## Short problem:
Look below. Copy each line that has "Электр" in it.

Start of Material shown

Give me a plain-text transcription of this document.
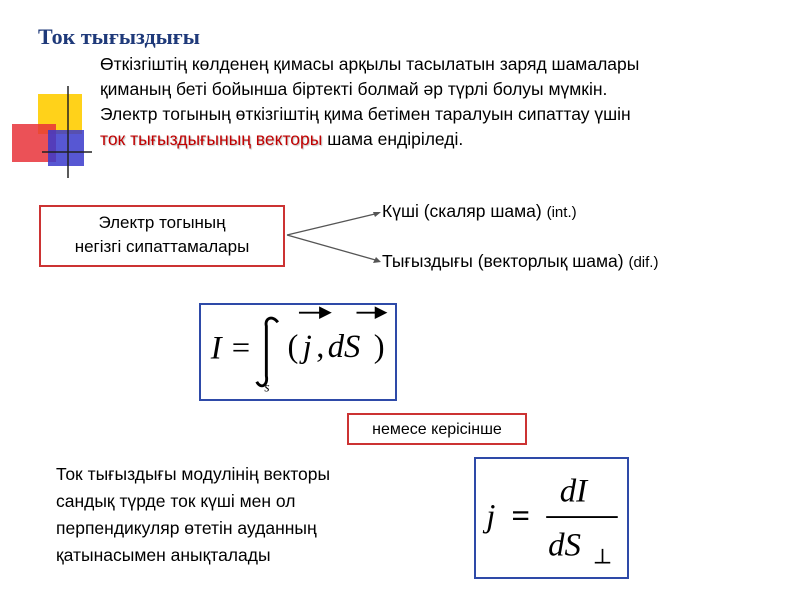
Ток тығыздығы
Өткізгіштің көлденең қимасы арқылы тасылатын заряд шамалары
қиманың беті бойынша біртекті болмай әр түрлі болуы мүмкін.
Электр тогының өткізгіштің қима бетімен таралуын сипаттау үшін
ток тығыздығының векторы шама ендіріледі.
Электр тогының
негізгі сипаттамалары
Күші (скаляр шама) (int.)
Тығыздығы (векторлық шама) (dif.)
I = ( j , dS )
s
немесе керісінше
Ток тығыздығы модулінің векторы
сандық түрде ток күші мен ол
перпендикуляр өтетін ауданның
қатынасымен анықталады
j =
dI
dS ⊥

End of Material shown

## Exercise output:
Электр тогының өткізгіштің қима бетімен таралуын сипаттау үшін
Электр тогының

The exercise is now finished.